**** Given text ****

Wrox Programmer Forums

Need to download code?

View our list of code downloads.

Go Back   Wrox Programmer Forums > .NET > .NET 2.0 and Visual Studio. 2005 > Visual Studio 2005
Password Reminder
Register
| FAQ | Members List | Calendar | Search | Today's Posts | Mark Forums Read
Visual Studio 2005 For discussing Visual Studio 2005. Please post code questions about a specific language (C#, VB, ASP.NET, etc) in the correct language forum instead.
Welcome to the p2p.wrox.com Forums.

You are currently viewing the Visual Studio 2005 section of the Wrox Programmer to Programmer discussions. This is a community of tens of thousands of software programmers and website developers including Wrox book authors and readers. As a guest, you can read any forum posting. By joining today you can post your own programming questions, respond to other developers’ questions, and eliminate the ads that are displayed to guests. Registration is fast, simple and absolutely free .
DRM-free e-books 300x50
Reply
 
Thread Tools Search this Thread Display Modes
  #1 (permalink)  
Old August 10th, 2007, 07:11 AM
Authorized User
 
Join Date: Jun 2007
Location: , , .
Posts: 22
Thanks: 0
Thanked 0 Times in 0 Posts
Default Moving 2,00,000 records effectively

I face this situation consistently and I need expert guidance to solve it.

Typically, My middle tier (implemented through Remoting) fetches around 2,00,000 records. Middle tier must transfer this in batches of 20,000 records (in 10 iterations) to my front end (vb.net).

Once all the 2,00,000 records are fetched I would bind it to a grid.


The vice versa: namely sending 2,00,000 records from front end to the remote object, that is, middle tier also needs to be solved.

Please help me out.




Reply With Quote
  #2 (permalink)

****

_Prompt 1_: From the forum thread, print the passage word for word, beginning at the words "I face this" and stopping after "to be solved.".
_Prompt 2_: In the forum thread, name each level of the navigation path that follows "Go Back", in order.

**** Data supplied ****

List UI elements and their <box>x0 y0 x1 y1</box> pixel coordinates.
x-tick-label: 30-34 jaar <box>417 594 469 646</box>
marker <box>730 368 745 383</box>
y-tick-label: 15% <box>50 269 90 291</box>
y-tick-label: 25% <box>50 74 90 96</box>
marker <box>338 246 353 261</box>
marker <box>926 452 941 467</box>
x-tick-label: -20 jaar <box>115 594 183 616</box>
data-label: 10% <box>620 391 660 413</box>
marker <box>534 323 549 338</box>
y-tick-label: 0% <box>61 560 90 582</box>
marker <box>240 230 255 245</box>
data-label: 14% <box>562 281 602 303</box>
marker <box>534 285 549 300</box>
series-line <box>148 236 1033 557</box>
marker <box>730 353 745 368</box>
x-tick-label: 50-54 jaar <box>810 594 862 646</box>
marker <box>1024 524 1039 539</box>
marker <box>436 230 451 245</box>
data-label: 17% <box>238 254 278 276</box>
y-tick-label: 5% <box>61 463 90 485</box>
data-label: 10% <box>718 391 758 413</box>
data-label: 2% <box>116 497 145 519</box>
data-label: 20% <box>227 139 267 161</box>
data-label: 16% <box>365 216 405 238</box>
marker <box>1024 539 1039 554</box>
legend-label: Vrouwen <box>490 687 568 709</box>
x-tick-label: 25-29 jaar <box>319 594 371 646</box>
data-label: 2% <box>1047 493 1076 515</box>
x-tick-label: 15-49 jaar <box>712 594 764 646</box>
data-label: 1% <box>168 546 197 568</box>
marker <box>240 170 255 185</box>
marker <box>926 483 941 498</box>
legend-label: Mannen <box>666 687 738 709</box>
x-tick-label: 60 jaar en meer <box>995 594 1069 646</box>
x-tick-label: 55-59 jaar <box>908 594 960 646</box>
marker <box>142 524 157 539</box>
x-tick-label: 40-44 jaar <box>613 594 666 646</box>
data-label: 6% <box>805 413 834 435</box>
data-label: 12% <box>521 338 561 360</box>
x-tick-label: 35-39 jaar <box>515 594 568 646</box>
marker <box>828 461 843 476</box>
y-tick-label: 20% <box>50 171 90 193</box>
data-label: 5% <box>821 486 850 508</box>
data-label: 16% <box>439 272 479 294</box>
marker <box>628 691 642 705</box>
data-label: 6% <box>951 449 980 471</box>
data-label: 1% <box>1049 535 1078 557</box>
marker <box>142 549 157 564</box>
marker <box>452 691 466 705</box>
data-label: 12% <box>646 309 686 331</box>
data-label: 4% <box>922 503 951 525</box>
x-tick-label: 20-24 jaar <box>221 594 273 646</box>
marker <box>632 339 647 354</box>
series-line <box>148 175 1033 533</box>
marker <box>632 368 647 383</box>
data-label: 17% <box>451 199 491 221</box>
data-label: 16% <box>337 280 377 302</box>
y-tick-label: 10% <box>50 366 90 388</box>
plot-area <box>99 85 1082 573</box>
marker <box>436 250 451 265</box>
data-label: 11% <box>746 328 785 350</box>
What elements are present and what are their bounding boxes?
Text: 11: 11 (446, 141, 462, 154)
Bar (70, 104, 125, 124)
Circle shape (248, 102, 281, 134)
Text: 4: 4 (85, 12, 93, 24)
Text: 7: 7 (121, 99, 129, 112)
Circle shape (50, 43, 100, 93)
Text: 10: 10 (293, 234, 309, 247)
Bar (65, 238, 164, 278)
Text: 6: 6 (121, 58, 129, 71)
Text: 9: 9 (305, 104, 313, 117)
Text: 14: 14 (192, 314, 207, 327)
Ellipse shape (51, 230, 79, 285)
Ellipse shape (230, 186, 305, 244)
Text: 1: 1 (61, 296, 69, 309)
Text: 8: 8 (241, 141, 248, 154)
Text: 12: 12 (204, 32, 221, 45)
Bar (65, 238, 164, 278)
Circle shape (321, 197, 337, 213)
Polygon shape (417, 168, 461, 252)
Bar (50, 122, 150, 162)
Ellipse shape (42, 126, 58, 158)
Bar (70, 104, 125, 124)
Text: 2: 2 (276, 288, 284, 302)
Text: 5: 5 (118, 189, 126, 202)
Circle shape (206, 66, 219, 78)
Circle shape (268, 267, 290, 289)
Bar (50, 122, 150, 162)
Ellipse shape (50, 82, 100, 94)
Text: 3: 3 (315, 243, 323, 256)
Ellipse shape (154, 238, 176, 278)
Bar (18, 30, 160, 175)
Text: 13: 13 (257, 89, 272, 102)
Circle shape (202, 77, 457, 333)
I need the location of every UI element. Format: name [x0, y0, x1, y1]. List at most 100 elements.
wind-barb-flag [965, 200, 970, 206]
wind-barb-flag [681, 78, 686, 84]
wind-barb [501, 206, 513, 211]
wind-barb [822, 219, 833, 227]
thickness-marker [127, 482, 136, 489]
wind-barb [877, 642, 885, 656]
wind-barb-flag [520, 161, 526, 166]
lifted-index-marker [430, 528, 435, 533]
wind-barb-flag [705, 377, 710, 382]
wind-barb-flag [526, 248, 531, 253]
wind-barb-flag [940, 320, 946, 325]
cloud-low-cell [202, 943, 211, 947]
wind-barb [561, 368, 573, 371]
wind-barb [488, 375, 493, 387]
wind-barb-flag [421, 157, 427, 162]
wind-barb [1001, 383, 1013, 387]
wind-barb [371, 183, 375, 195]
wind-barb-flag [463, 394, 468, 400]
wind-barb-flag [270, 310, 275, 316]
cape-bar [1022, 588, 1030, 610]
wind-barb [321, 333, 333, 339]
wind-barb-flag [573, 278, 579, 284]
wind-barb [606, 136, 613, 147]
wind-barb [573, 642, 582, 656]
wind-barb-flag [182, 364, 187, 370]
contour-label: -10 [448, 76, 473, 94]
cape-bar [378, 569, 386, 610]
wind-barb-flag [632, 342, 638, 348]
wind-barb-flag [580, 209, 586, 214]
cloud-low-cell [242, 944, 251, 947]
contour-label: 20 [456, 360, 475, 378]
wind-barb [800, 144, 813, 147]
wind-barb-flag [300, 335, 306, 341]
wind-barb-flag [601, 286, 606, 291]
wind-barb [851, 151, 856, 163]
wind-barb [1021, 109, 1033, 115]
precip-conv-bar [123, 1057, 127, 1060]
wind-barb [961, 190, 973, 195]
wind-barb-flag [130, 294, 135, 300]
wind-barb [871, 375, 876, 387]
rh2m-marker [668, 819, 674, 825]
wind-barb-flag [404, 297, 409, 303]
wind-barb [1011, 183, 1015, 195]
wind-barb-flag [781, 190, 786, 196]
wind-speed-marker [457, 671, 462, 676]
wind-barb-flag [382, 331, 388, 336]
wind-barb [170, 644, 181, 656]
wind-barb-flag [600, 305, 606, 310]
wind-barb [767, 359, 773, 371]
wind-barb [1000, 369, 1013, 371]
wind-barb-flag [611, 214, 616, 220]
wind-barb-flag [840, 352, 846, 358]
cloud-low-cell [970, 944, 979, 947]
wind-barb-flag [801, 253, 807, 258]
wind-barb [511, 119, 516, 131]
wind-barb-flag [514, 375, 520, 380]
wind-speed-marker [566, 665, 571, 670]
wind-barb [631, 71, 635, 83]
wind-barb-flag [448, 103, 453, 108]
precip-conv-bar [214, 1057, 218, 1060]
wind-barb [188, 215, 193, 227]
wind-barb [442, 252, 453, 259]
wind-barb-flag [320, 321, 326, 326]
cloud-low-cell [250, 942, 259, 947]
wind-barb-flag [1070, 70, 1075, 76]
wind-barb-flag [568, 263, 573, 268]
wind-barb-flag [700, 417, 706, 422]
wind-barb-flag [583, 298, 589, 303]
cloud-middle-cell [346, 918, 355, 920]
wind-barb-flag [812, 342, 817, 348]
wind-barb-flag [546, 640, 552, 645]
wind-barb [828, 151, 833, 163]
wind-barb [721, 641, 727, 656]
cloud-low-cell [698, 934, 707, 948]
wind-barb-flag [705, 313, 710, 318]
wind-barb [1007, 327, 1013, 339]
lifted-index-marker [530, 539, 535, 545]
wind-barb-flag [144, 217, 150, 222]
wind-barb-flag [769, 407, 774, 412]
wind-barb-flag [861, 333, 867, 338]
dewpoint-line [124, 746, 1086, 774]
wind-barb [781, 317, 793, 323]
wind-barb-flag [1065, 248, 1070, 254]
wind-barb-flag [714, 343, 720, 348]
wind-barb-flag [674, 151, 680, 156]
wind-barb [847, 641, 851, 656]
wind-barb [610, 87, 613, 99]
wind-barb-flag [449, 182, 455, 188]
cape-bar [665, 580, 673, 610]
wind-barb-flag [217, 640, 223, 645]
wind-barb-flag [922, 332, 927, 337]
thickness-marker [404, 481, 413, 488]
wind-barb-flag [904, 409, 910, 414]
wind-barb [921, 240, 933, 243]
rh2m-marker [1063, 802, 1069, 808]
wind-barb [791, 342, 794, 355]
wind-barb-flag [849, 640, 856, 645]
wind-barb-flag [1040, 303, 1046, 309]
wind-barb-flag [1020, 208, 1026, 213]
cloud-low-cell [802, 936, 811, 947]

****

_Exercise solution 1_:
I face this situation consistently and I need expert guidance to solve it.

Typically, My middle tier (implemented through Remoting) fetches around 2,00,000 records. Middle tier must transfer this in batches of 20,000 records (in 10 iterations) to my front end (vb.net).

Once all the 2,00,000 records are fetched I would bind it to a grid.


The vice versa: namely sending 2,00,000 records from front end to the remote object, that is, middle tier also needs to be solved.

_Exercise solution 2_:
Wrox Programmer Forums
.NET
.NET 2.0 and Visual Studio. 2005
Visual Studio 2005